(Data excerpts)
---------------

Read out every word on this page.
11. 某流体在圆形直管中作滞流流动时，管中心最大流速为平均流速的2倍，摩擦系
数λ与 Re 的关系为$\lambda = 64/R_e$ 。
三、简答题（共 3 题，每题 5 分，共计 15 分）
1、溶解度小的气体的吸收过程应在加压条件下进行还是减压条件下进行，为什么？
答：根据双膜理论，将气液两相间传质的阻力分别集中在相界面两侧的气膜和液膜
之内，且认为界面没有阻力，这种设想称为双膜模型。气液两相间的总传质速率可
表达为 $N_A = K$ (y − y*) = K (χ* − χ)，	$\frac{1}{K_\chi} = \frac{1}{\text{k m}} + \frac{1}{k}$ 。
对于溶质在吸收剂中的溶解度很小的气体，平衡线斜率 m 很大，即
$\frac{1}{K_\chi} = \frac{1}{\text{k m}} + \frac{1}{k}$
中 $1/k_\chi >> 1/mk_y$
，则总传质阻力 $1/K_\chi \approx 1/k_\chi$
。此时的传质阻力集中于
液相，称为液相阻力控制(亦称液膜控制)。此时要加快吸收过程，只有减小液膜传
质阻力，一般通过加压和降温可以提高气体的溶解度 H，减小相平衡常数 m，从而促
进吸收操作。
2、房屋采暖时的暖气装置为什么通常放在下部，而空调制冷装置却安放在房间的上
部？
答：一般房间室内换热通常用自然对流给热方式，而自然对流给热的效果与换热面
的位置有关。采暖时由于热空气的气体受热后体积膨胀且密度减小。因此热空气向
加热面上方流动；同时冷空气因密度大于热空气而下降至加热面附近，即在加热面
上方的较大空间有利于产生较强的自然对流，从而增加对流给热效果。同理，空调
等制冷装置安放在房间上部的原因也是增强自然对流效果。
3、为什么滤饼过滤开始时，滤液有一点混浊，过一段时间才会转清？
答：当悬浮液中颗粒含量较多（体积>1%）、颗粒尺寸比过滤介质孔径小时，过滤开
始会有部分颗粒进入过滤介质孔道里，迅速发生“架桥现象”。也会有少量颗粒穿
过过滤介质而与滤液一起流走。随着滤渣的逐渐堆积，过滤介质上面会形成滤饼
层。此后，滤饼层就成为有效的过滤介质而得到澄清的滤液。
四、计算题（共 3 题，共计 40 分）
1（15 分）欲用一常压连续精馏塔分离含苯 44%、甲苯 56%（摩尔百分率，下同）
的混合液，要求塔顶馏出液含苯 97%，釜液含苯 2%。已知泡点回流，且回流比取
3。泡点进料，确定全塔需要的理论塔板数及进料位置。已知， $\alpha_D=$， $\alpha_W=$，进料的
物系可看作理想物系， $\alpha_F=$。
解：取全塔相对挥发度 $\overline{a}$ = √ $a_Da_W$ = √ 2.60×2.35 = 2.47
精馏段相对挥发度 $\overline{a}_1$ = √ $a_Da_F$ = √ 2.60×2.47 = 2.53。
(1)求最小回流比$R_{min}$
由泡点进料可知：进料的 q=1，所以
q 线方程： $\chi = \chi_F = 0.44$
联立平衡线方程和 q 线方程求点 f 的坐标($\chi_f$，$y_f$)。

---------------

Go through the material line by line. Show each line that contains the string "text".

表达为 $N_A = K$ (y − y*) = K (χ* − χ)，	$\frac{1}{K_\chi} = \frac{1}{\text{k m}} + \frac{1}{k}$ 。
$\frac{1}{K_\chi} = \frac{1}{\text{k m}} + \frac{1}{k}$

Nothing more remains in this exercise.